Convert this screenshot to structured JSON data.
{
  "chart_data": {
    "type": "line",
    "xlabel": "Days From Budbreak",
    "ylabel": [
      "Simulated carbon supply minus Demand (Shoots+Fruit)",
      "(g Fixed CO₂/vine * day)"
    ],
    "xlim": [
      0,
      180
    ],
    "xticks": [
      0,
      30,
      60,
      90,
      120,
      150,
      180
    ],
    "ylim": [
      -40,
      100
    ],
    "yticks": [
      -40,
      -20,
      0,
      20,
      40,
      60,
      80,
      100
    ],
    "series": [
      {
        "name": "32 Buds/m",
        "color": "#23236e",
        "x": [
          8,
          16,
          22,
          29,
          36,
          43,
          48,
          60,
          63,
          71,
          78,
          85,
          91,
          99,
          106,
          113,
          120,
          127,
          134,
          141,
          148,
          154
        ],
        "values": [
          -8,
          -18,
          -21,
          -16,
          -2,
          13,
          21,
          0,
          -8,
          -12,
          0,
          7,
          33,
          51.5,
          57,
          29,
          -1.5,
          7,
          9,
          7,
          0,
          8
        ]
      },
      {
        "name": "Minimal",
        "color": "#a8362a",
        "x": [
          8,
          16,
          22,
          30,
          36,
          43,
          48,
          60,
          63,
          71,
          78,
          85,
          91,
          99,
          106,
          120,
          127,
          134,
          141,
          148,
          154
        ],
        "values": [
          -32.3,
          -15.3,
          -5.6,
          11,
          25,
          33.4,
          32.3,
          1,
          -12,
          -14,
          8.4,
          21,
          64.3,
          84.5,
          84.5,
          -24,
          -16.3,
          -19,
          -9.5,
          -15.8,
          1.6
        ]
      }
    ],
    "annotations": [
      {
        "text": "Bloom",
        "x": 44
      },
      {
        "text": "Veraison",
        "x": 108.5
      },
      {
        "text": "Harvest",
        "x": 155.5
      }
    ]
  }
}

JOB: Copy out each line of the records that holds the string "text".

RESPONSE FOR THIS EXERCISE:
        "text": "Bloom",
        "text": "Veraison",
        "text": "Harvest",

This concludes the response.